▶ _EXERCISE GOAL_: Collect all the lines that mention the word "habitans".

▶ _RECORDS SHOWN_:
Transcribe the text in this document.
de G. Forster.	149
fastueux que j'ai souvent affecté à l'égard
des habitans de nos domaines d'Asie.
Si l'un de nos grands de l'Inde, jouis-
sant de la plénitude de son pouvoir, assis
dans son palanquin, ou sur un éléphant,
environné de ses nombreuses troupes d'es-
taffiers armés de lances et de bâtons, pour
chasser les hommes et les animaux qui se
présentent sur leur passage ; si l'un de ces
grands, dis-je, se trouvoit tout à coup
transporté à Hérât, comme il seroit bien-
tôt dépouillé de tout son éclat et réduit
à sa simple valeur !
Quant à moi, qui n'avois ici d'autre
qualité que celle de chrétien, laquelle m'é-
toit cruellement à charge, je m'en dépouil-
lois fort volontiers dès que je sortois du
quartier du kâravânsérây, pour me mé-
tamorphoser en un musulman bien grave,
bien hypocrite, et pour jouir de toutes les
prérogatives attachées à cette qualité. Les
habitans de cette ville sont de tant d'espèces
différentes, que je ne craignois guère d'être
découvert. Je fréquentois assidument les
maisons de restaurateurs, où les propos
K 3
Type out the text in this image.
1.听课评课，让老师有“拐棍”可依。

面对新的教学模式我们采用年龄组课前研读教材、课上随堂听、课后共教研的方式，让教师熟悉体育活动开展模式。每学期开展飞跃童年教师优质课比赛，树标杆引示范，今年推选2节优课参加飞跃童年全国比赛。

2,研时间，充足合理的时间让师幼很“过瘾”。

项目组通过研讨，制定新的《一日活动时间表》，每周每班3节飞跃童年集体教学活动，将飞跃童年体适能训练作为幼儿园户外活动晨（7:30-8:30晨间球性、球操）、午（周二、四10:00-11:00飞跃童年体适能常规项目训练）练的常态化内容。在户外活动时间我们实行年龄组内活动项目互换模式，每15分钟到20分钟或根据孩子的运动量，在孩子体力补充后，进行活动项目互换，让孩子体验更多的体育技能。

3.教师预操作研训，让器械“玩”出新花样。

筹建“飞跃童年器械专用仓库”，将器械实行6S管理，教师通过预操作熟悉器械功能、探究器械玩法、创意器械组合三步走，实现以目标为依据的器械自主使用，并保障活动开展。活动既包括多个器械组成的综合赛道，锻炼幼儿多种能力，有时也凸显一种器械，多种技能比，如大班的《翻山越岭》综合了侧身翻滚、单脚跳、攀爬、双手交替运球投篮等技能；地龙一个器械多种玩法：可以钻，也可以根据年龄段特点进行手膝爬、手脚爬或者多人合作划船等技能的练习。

▶ _EXERCISE OUTPUT_:
des habitans de nos domaines d'Asie.
habitans de cette ville sont de tant d'espèces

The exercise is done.